**PROBLEM REQUIREMENTS**:
Will you transcribe all the entries word for word, skipping the pictures they hold?

**TASK DATA**:
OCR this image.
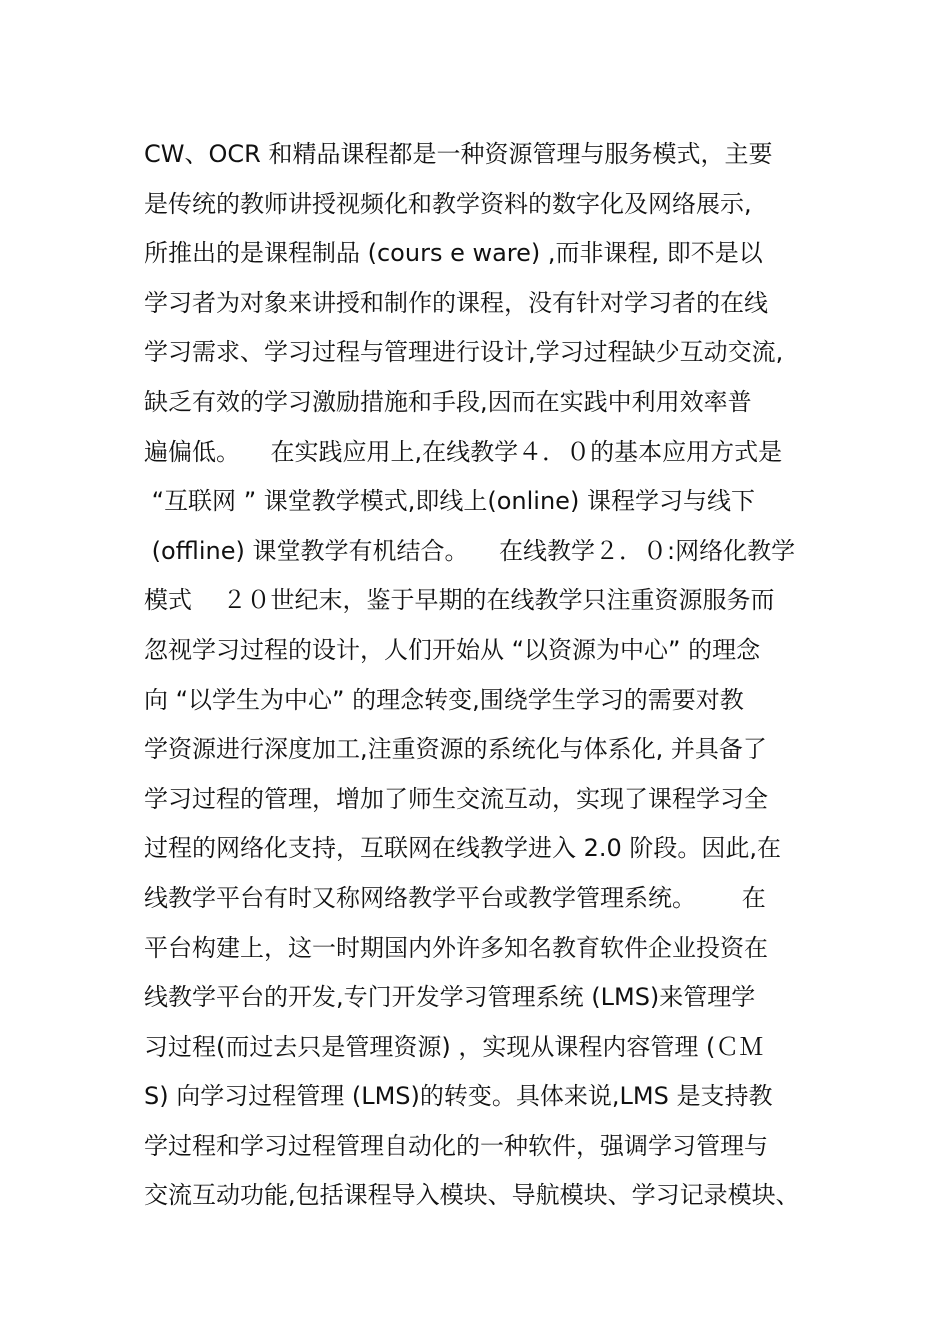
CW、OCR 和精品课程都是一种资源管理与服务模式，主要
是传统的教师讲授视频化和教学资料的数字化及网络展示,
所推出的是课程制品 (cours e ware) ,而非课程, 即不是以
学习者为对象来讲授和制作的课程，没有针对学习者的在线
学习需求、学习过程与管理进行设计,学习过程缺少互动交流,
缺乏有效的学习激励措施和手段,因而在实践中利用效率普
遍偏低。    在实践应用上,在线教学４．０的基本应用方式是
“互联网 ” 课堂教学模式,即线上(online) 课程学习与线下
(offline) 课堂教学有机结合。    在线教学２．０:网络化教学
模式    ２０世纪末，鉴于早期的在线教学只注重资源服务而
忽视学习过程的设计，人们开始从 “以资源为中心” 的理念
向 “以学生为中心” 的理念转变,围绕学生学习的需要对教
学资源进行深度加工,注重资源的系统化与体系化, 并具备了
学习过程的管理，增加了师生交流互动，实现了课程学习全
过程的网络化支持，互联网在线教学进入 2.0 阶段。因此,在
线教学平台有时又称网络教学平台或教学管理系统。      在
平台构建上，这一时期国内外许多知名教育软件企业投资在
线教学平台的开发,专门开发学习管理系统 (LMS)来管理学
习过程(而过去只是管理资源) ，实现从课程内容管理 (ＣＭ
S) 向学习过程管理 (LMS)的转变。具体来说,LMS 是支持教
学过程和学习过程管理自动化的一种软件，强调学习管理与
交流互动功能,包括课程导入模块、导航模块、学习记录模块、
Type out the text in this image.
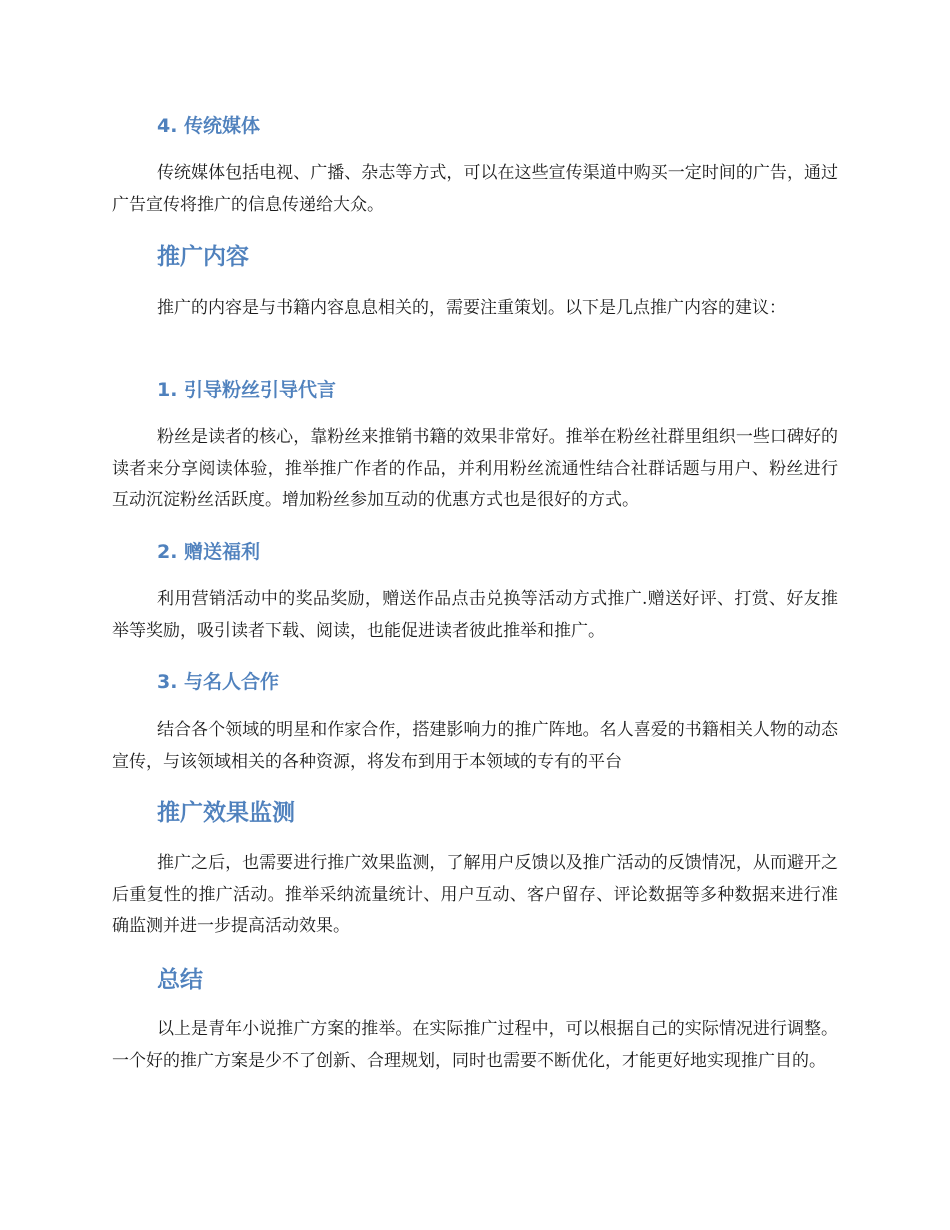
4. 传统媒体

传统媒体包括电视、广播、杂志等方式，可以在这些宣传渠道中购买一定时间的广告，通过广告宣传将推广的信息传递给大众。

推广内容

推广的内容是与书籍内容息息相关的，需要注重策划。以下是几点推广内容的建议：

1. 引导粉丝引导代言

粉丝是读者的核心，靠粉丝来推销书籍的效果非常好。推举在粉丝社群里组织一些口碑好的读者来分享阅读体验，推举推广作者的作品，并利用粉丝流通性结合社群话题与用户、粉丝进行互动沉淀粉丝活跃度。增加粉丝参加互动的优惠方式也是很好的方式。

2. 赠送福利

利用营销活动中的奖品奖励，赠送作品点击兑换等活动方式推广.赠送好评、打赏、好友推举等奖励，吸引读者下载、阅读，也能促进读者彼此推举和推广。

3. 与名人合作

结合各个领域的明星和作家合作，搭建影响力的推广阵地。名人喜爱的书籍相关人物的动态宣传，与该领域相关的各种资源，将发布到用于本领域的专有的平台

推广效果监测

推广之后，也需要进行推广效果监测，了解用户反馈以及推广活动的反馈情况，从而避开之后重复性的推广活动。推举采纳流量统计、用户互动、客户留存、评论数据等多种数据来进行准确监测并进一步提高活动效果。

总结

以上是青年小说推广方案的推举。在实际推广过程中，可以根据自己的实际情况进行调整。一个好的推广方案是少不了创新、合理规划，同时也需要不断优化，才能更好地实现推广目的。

**RESULT FOR THIS EXERCISE**:
OCR this image.
CW、OCR 和精品课程都是一种资源管理与服务模式，主要
是传统的教师讲授视频化和教学资料的数字化及网络展示,
所推出的是课程制品 (cours e ware) ,而非课程, 即不是以
学习者为对象来讲授和制作的课程，没有针对学习者的在线
学习需求、学习过程与管理进行设计,学习过程缺少互动交流,
缺乏有效的学习激励措施和手段,因而在实践中利用效率普
遍偏低。    在实践应用上,在线教学４．０的基本应用方式是
“互联网 ” 课堂教学模式,即线上(online) 课程学习与线下
(offline) 课堂教学有机结合。    在线教学２．０:网络化教学
模式    ２０世纪末，鉴于早期的在线教学只注重资源服务而
忽视学习过程的设计，人们开始从 “以资源为中心” 的理念
向 “以学生为中心” 的理念转变,围绕学生学习的需要对教
学资源进行深度加工,注重资源的系统化与体系化, 并具备了
学习过程的管理，增加了师生交流互动，实现了课程学习全
过程的网络化支持，互联网在线教学进入 2.0 阶段。因此,在
线教学平台有时又称网络教学平台或教学管理系统。      在
平台构建上，这一时期国内外许多知名教育软件企业投资在
线教学平台的开发,专门开发学习管理系统 (LMS)来管理学
习过程(而过去只是管理资源) ，实现从课程内容管理 (ＣＭ
S) 向学习过程管理 (LMS)的转变。具体来说,LMS 是支持教
学过程和学习过程管理自动化的一种软件，强调学习管理与
交流互动功能,包括课程导入模块、导航模块、学习记录模块、
Type out the text in this image.
4. 传统媒体

传统媒体包括电视、广播、杂志等方式，可以在这些宣传渠道中购买一定时间的广告，通过广告宣传将推广的信息传递给大众。

推广内容

推广的内容是与书籍内容息息相关的，需要注重策划。以下是几点推广内容的建议：

1. 引导粉丝引导代言

粉丝是读者的核心，靠粉丝来推销书籍的效果非常好。推举在粉丝社群里组织一些口碑好的读者来分享阅读体验，推举推广作者的作品，并利用粉丝流通性结合社群话题与用户、粉丝进行互动沉淀粉丝活跃度。增加粉丝参加互动的优惠方式也是很好的方式。

2. 赠送福利

利用营销活动中的奖品奖励，赠送作品点击兑换等活动方式推广.赠送好评、打赏、好友推举等奖励，吸引读者下载、阅读，也能促进读者彼此推举和推广。

3. 与名人合作

结合各个领域的明星和作家合作，搭建影响力的推广阵地。名人喜爱的书籍相关人物的动态宣传，与该领域相关的各种资源，将发布到用于本领域的专有的平台

推广效果监测

推广之后，也需要进行推广效果监测，了解用户反馈以及推广活动的反馈情况，从而避开之后重复性的推广活动。推举采纳流量统计、用户互动、客户留存、评论数据等多种数据来进行准确监测并进一步提高活动效果。

总结

以上是青年小说推广方案的推举。在实际推广过程中，可以根据自己的实际情况进行调整。一个好的推广方案是少不了创新、合理规划，同时也需要不断优化，才能更好地实现推广目的。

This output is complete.